■ **Tâches à effectuer**
A – Répondez à ces questions sur l'extrait de lettres :
(i) Dans la première lettre, quelle réponse est attendue pour justifier l'absence du bien-aimé ?
(ii) Quels jour, date et heure figurent en tête de la seconde lettre ?
(iii) Quel temps fait-il d'après la seconde lettre ?
B – Poursuivez l'extrait de lettres à la suite de sa dernière phrase.

Bonjour, mon bien-aimé, bonjour, mais je ne suis pas contente. Pourquoi donc n’êtes-vous pas resté hier au soir puisque ma jeune péronnelle [1] allait s’en aller et pourquoi n’êtes-vous pas revenu plus tôt ? Je connais votre réponse : je travaille. Mais cette réponse facile ne me satisfait pas, tant s’en faut, et me fait l’effet d’une variante au bonhomme Roussel, à l’amende pendante de Paul Meurice et au carabinier de Charles aussi peu amusant que vous. Du reste, je conviens que je suis peu attrayante et la preuve c’est que Vilain lui-même n’a voulu voir que moi pour ne pas se laisser acoquiner un jour de plus à Paris. Mais l’indifférence avec laquelle j’ai respecté le manteau de ce moderne Joseph [2], je ne la possède pas au même degré pour vous. Aussi j’ai toutes les peines du monde à m’habituer à votre répulsion. Je crois même que je ne m’y habituerai jamais, pas même dans l’autre monde, ce qui me promet une heureuse éternité. Enfin puisque c’est comme cela, il faut bien me résigner car plus je veux vous ramener à moi et moins vous vous y prêtez. Peut-être qu’en vous abandonnant à vous-même vous aurez quelques bons retours de pitié et de tendresse pour la pauvre femme qui se résigne et qui souffre. C’est là-dessus que j’espère pour me donner de la patience et du courage.
Ô si vous veniez de bonne heure aujourd’hui, si vous pouviez rester longtemps et si le médecin vous trouvait toujours mieux, comme je serais heureuse, comme je vous bénirais et comme je remercieraisa le bon Dieu. Tout cela n’est pourtant pas impossible ni même bien difficile si vous y mettiez un peu de complaisance et de prudence. Tâchez donc que ce soit ainsi et vous me comblerez de joie.

Juliette

Leeds, BC MS 19c Drouet/1847/18
Transcription de Gwenaëlle Sifferlen

a) « remercirais ».


15 avril [1847], jeudi matin, 10 h.

Bonjour, mon petit homme que j’aime, bonjour, vous que j’adore, bonjour, toi que je baise, bonjour, comment que ça va ce matin ? Et ton pauvre pied, comment va-t-il ? Quant à moi, je vais très bien si tu m’aimes. Il fait un froid de loup mais j’ai le soleil dans le cœur si tu m’aimes.
J’espère aller te chercher tantôt, ce qui me fait prendre en patience ton absence, et puis je sais qu’ils sont dans l’album [3]. Cette pensée suffit à mon bonheur. Voime, voime, cependant j’aimerais mieux qu’ils soient un peu moins dans l’album et un peu plus dans mes griffes. Cela viendra peut-être un jour. Je guetterai si bien le moment de les agripper qu’ils finiront par m’appartenir en légitime propriété. En attendant, je suis forcée de me contenter de leur vue et de leur sublime devise : ils sont dans l’album. C’est déjà quelque chose en attendant mieux. Baisez-moi et taisez-vous.

■ **Liste fournie**
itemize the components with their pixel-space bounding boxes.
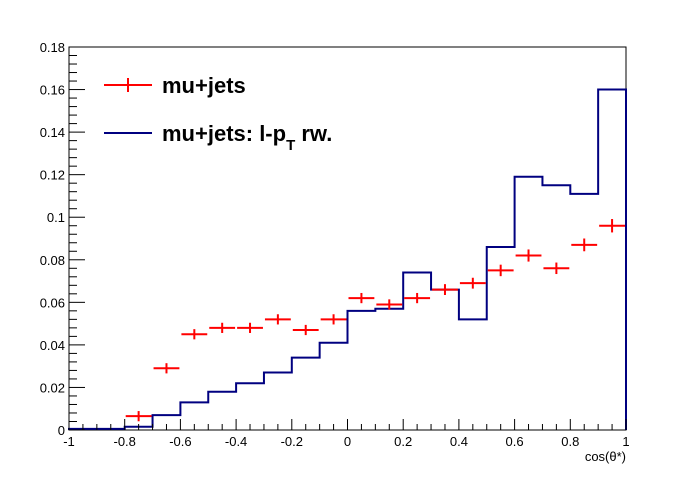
x-tick-label: -0.6 bbox=[169, 434, 191, 449]
series-mu-jets-point bbox=[125, 411, 152, 422]
legend-label-mu-jets-rw-main: mu+jets: l-p bbox=[162, 121, 286, 146]
x-axis-label: cos(θ*) bbox=[585, 449, 626, 464]
series-layer bbox=[68, 88, 627, 430]
x-tick-label: 0 bbox=[344, 434, 351, 449]
axis-layer: -1 -0.8 -0.6 -0.4 -0.2 0 0.2 0.4 0.6 0.8 1 0 0.02 0.0… bbox=[40, 40, 630, 449]
series-mu-jets-point bbox=[153, 363, 180, 374]
legend-label-mu-jets-rw-sub: T bbox=[286, 137, 295, 154]
y-tick-label: 0.16 bbox=[40, 83, 65, 98]
series-mu-jets-point bbox=[487, 264, 514, 277]
series-mu-jets-point bbox=[292, 324, 319, 336]
series-mu-jets-point bbox=[181, 329, 208, 340]
series-mu-jets-rw-step bbox=[68, 88, 627, 430]
y-tick-label: 0.06 bbox=[40, 295, 65, 310]
y-tick-label: 0.02 bbox=[40, 380, 65, 395]
y-tick-label: 0.1 bbox=[47, 210, 65, 225]
series-mu-jets-point bbox=[264, 314, 291, 325]
legend-label-mu-jets: mu+jets bbox=[162, 73, 246, 98]
y-tick-label: 0.14 bbox=[40, 125, 65, 140]
x-tick-label: -1 bbox=[63, 434, 75, 449]
series-mu-jets-point bbox=[320, 314, 347, 325]
series-mu-jets-point bbox=[348, 292, 375, 304]
series-mu-jets-point bbox=[376, 299, 403, 310]
y-tick-label: 0.08 bbox=[40, 253, 65, 268]
series-mu-jets-point bbox=[571, 238, 598, 252]
series-mu-jets-point bbox=[599, 219, 625, 233]
y-tick-label: 0 bbox=[58, 423, 65, 438]
legend-label-mu-jets-rw: mu+jets: l-pT rw. bbox=[162, 121, 332, 154]
x-tick-label: 0.2 bbox=[394, 434, 412, 449]
series-mu-jets-point bbox=[404, 292, 431, 304]
x-tick-label: -0.2 bbox=[281, 434, 303, 449]
plot-border bbox=[68, 46, 627, 431]
legend: mu+jets mu+jets: l-pT rw. bbox=[104, 73, 332, 154]
x-tick-label: 0.6 bbox=[506, 434, 524, 449]
series-mu-jets-point bbox=[543, 262, 570, 275]
x-tick-label: -0.8 bbox=[113, 434, 135, 449]
y-tick-label: 0.12 bbox=[40, 168, 65, 183]
x-tick-label: -0.4 bbox=[225, 434, 247, 449]
series-mu-jets-point bbox=[515, 249, 542, 262]
plot-frame bbox=[68, 46, 627, 431]
series-mu-jets-point bbox=[432, 284, 458, 295]
x-tick-label: 1 bbox=[622, 434, 629, 449]
x-tick-label: 0.4 bbox=[450, 434, 468, 449]
series-mu-jets-point bbox=[459, 277, 486, 289]
legend-label-mu-jets-rw-suffix: rw. bbox=[295, 121, 332, 146]
series-mu-jets-point bbox=[237, 322, 263, 333]
x-tick-label: 0.8 bbox=[561, 434, 579, 449]
y-tick-label: 0.04 bbox=[40, 338, 65, 353]
series-mu-jets-point bbox=[209, 322, 236, 333]
y-tick-label: 0.18 bbox=[40, 40, 65, 55]
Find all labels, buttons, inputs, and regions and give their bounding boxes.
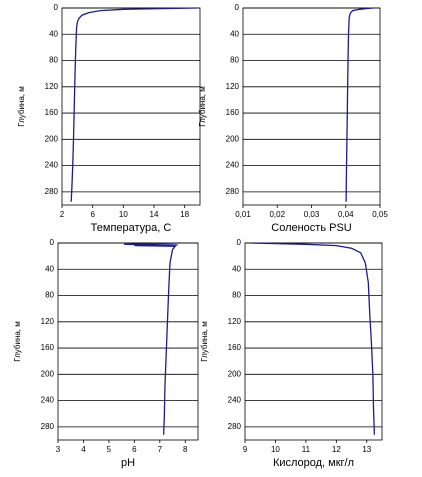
y-tick-label: 160 — [228, 343, 242, 352]
y-tick-label: 80 — [49, 56, 58, 65]
x-tick-label: 4 — [81, 445, 86, 454]
y-tick-label: 80 — [45, 291, 54, 300]
y-tick-label: 200 — [41, 369, 55, 378]
y-tick-label: 240 — [41, 396, 55, 405]
y-tick-label: 0 — [50, 238, 55, 247]
y-tick-label: 280 — [41, 422, 55, 431]
x-tick-label: 13 — [362, 445, 371, 454]
y-tick-label: 0 — [54, 3, 59, 12]
x-tick-label: 18 — [180, 210, 189, 219]
x-axis-label: pH — [121, 457, 135, 469]
y-axis-label: Глубина, м — [198, 86, 207, 127]
plot-frame — [61, 7, 201, 206]
x-tick-label: 8 — [183, 445, 188, 454]
x-axis-label: Кислород, мкг/л — [273, 457, 354, 469]
x-tick-label: 11 — [302, 445, 311, 454]
y-tick-label: 40 — [45, 264, 54, 273]
panel: 0 40 80 120 160 200 240 280 9 10 11 12 13 Кислород, м… — [200, 238, 383, 469]
y-tick-label: 200 — [45, 134, 59, 143]
y-tick-label: 240 — [226, 161, 240, 170]
y-tick-label: 240 — [228, 396, 242, 405]
y-tick-label: 120 — [41, 317, 55, 326]
y-tick-label: 200 — [228, 369, 242, 378]
x-tick-label: 12 — [332, 445, 341, 454]
y-tick-label: 280 — [228, 422, 242, 431]
y-tick-label: 240 — [45, 161, 59, 170]
y-tick-label: 160 — [41, 343, 55, 352]
y-tick-label: 0 — [237, 238, 242, 247]
y-tick-label: 200 — [226, 134, 240, 143]
x-tick-label: 14 — [150, 210, 159, 219]
x-tick-label: 0,02 — [269, 210, 285, 219]
x-tick-label: 10 — [119, 210, 128, 219]
y-axis-label: Глубина, м — [17, 86, 26, 127]
x-axis-label: Соленость PSU — [271, 222, 352, 234]
plot-frame — [244, 242, 383, 441]
y-tick-label: 40 — [230, 29, 239, 38]
panel: 0 40 80 120 160 200 240 280 0,01 0,02 0,03 0,04 0,05… — [198, 3, 388, 234]
y-tick-label: 120 — [45, 82, 59, 91]
x-tick-label: 2 — [60, 210, 65, 219]
x-tick-label: 0,03 — [304, 210, 320, 219]
profile-line — [124, 242, 181, 435]
x-tick-label: 0,05 — [372, 210, 388, 219]
y-axis-label: Глубина, м — [13, 321, 22, 362]
y-tick-label: 160 — [45, 108, 59, 117]
panel: 0 40 80 120 160 200 240 280 3 4 5 6 7 8 pH Глубина, м — [13, 238, 199, 469]
x-tick-label: 0,01 — [235, 210, 251, 219]
y-tick-label: 40 — [232, 264, 241, 273]
y-tick-label: 40 — [49, 29, 58, 38]
profile-line — [70, 7, 197, 202]
x-tick-label: 0,04 — [338, 210, 354, 219]
plot-frame — [57, 242, 199, 441]
y-tick-label: 120 — [226, 82, 240, 91]
y-axis-label: Глубина, м — [200, 321, 209, 362]
x-tick-label: 6 — [132, 445, 137, 454]
profile-line — [251, 242, 376, 435]
x-tick-label: 10 — [271, 445, 280, 454]
y-tick-label: 80 — [232, 291, 241, 300]
x-axis-label: Температура, С — [91, 222, 172, 234]
y-tick-label: 120 — [228, 317, 242, 326]
x-tick-label: 7 — [158, 445, 163, 454]
profile-line — [345, 7, 374, 202]
y-tick-label: 280 — [45, 187, 59, 196]
x-tick-label: 9 — [243, 445, 248, 454]
y-tick-label: 280 — [226, 187, 240, 196]
y-tick-label: 160 — [226, 108, 240, 117]
y-tick-label: 0 — [235, 3, 240, 12]
x-tick-label: 5 — [107, 445, 112, 454]
panel: 0 40 80 120 160 200 240 280 2 6 10 14 18 Температура,… — [17, 3, 201, 234]
x-tick-label: 3 — [56, 445, 61, 454]
y-tick-label: 80 — [230, 56, 239, 65]
x-tick-label: 6 — [90, 210, 95, 219]
plot-frame — [242, 7, 381, 206]
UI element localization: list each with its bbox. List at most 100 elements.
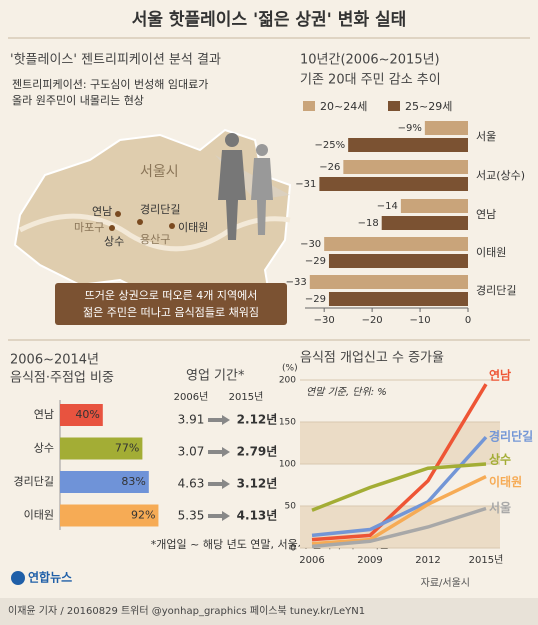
category-label: 경리단길: [14, 475, 54, 488]
source: 자료/서울시: [421, 577, 470, 589]
y-tick-label: 50: [285, 502, 297, 512]
bar: [348, 138, 468, 152]
person-icon: [251, 158, 273, 235]
series-label: 경리단길: [489, 429, 533, 444]
table-header: 2015년: [229, 391, 264, 403]
definition: 올라 원주민이 내몰리는 현상: [12, 94, 144, 107]
y-tick-label: 150: [279, 418, 296, 428]
footer-bar: [0, 598, 538, 625]
arrow: [208, 415, 230, 425]
footer: 이재윤 기자 / 20160829 트위터 @yonhap_graphics 페…: [8, 604, 365, 617]
chart-title: 음식점 개업신고 수 증가율: [300, 351, 444, 366]
brand-logo: [11, 571, 25, 585]
line: [311, 506, 487, 549]
x-tick-label: 2009: [357, 555, 382, 566]
chart-title: 음식점·주점업 비중: [10, 371, 114, 386]
bar: [400, 199, 468, 213]
arrow: [208, 447, 230, 457]
bar: [424, 121, 468, 135]
legend-label: 25~29세: [405, 100, 452, 113]
bar: [60, 504, 159, 527]
table-title: 영업 기간*: [186, 369, 245, 384]
arrow: [208, 511, 230, 521]
value-label: −26: [319, 162, 340, 173]
value-label: −9%: [398, 123, 422, 134]
value-label: −31: [295, 179, 316, 190]
map-city: 서울시: [140, 164, 179, 180]
category-label: 연남: [34, 408, 54, 421]
table-cell: 4.13년: [237, 509, 278, 523]
place-label: 연남: [92, 205, 112, 218]
x-tick-label: 2015년: [469, 554, 504, 566]
x-tick-label: 2006: [299, 555, 324, 566]
series-label: 연남: [489, 368, 511, 383]
category-label: 서교(상수): [476, 169, 525, 182]
value-label: −29: [305, 294, 326, 305]
arrow: [208, 479, 230, 489]
place-dot: [109, 225, 115, 231]
place-label: 경리단길: [140, 203, 180, 216]
district-label: 마포구: [74, 221, 104, 234]
bar: [328, 292, 468, 306]
bar: [319, 177, 468, 191]
bar: [60, 404, 103, 426]
place-label: 상수: [104, 235, 124, 248]
category-label: 이태원: [24, 509, 54, 522]
line: [311, 383, 488, 542]
category-label: 서울: [476, 130, 496, 143]
person-icon: [225, 133, 239, 147]
bar: [324, 237, 468, 251]
value-label: 40%: [75, 408, 99, 421]
y-tick-label: 200: [279, 376, 296, 386]
legend-label: 20~24세: [320, 100, 367, 113]
line: [311, 435, 488, 538]
category-label: 연남: [476, 208, 496, 221]
y-tick-label: 0: [290, 544, 296, 554]
value-label: 92%: [131, 509, 155, 522]
place-dot: [137, 219, 143, 225]
legend-swatch: [388, 101, 400, 111]
table-cell: 2.79년: [237, 445, 278, 459]
section-title: '핫플레이스' 젠트리피케이션 분석 결과: [10, 53, 221, 68]
x-tick-label: 2012: [415, 555, 440, 566]
series-label: 서울: [489, 500, 511, 515]
table-cell: 5.35: [178, 509, 205, 523]
callout-text: 젊은 주민은 떠나고 음식점들로 채워짐: [83, 306, 259, 319]
callout-text: 뜨거운 상권으로 떠오른 4개 지역에서: [85, 289, 258, 302]
chart-note: 연말 기준, 단위: %: [306, 386, 387, 398]
chart-title: 2006~2014년: [10, 353, 99, 368]
x-tick-label: −30: [314, 315, 335, 326]
chart-title: 10년간(2006~2015년): [300, 53, 440, 68]
value-label: −18: [358, 218, 379, 229]
table-cell: 4.63: [178, 477, 205, 491]
han-river: [18, 213, 291, 252]
person-icon: [218, 150, 246, 240]
table-cell: 3.91: [178, 413, 205, 427]
table-cell: 3.12년: [237, 477, 278, 491]
table-cell: 2.12년: [237, 413, 278, 427]
bar: [60, 471, 149, 493]
bar: [343, 160, 468, 174]
table-header: 2006년: [174, 391, 209, 403]
y-tick-label: 100: [279, 460, 296, 470]
value-label: −29: [305, 256, 326, 267]
place-dot: [115, 211, 121, 217]
series-label: 상수: [489, 452, 511, 467]
bar: [60, 437, 143, 460]
value-label: −25%: [315, 140, 346, 151]
place-dot: [169, 223, 175, 229]
category-label: 경리단길: [476, 284, 516, 297]
category-label: 상수: [34, 442, 54, 455]
table-cell: 3.07: [178, 445, 205, 459]
value-label: 83%: [121, 475, 145, 488]
value-label: −33: [286, 277, 307, 288]
legend-swatch: [303, 101, 315, 111]
x-tick-label: −20: [362, 315, 383, 326]
value-label: −14: [377, 201, 398, 212]
value-label: 77%: [115, 442, 139, 455]
brand: 연합뉴스: [28, 570, 72, 585]
band: [300, 422, 500, 464]
x-tick-label: −10: [410, 315, 431, 326]
line: [311, 475, 487, 546]
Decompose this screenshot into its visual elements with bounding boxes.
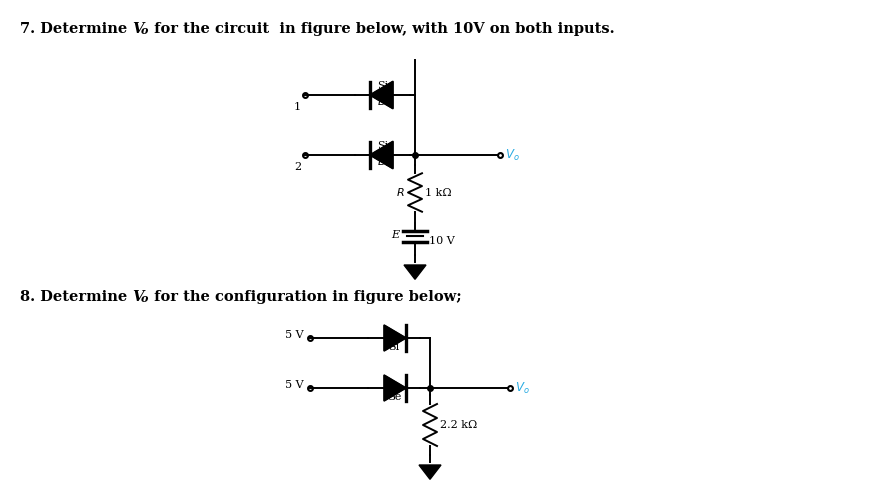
Text: V: V [132,290,143,304]
Text: 10 V: 10 V [429,236,454,246]
Text: for the configuration in figure below;: for the configuration in figure below; [149,290,461,304]
Text: $D_2$: $D_2$ [378,155,392,169]
Text: 2.2 kΩ: 2.2 kΩ [440,420,477,430]
Text: 5 V: 5 V [286,330,304,340]
Polygon shape [370,82,392,108]
Text: 1: 1 [294,102,301,112]
Polygon shape [419,465,441,479]
Polygon shape [385,375,406,400]
Text: 7. Determine: 7. Determine [20,22,132,36]
Text: $V_o$: $V_o$ [505,148,520,162]
Text: Si: Si [377,141,388,151]
Text: Ge: Ge [386,392,402,402]
Polygon shape [370,142,392,168]
Text: $D_1$: $D_1$ [377,95,392,109]
Text: for the circuit  in figure below, with 10V on both inputs.: for the circuit in figure below, with 10… [149,22,614,36]
Text: $V_o$: $V_o$ [515,380,530,396]
Polygon shape [385,325,406,351]
Text: 5 V: 5 V [286,380,304,390]
Text: Si: Si [388,342,399,352]
Text: o: o [141,293,149,304]
Text: Si: Si [377,81,388,91]
Text: 1 kΩ: 1 kΩ [425,187,452,197]
Text: $R$: $R$ [396,186,405,198]
Text: 8. Determine: 8. Determine [20,290,132,304]
Text: V: V [132,22,143,36]
Text: 2: 2 [294,162,301,172]
Text: o: o [141,25,149,36]
Polygon shape [404,265,426,279]
Text: E: E [391,229,399,240]
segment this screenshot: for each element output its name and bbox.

■ **Résultats**
A –
(i) « je travaille »
(ii) 15 avril [1847], jeudi matin, 10 h
(iii) Il fait un froid de loup.

B –
Quels chiens avez-vous à fouetter ce soir ? Il est probable que vous me direz cela quand ce sera fini. Dieu que je voudrais être une méchante fée pendant seulement vingt-quatre heures. Quelles boulettes je leur ferais avaler à tous et à toutes, sans préjudices des ordonnances de police dans la canicule. Quel bonheur de vous réduire à moi seule pour toute pâtée. D’y penser, ça m’en fait venir l’eau à la geule.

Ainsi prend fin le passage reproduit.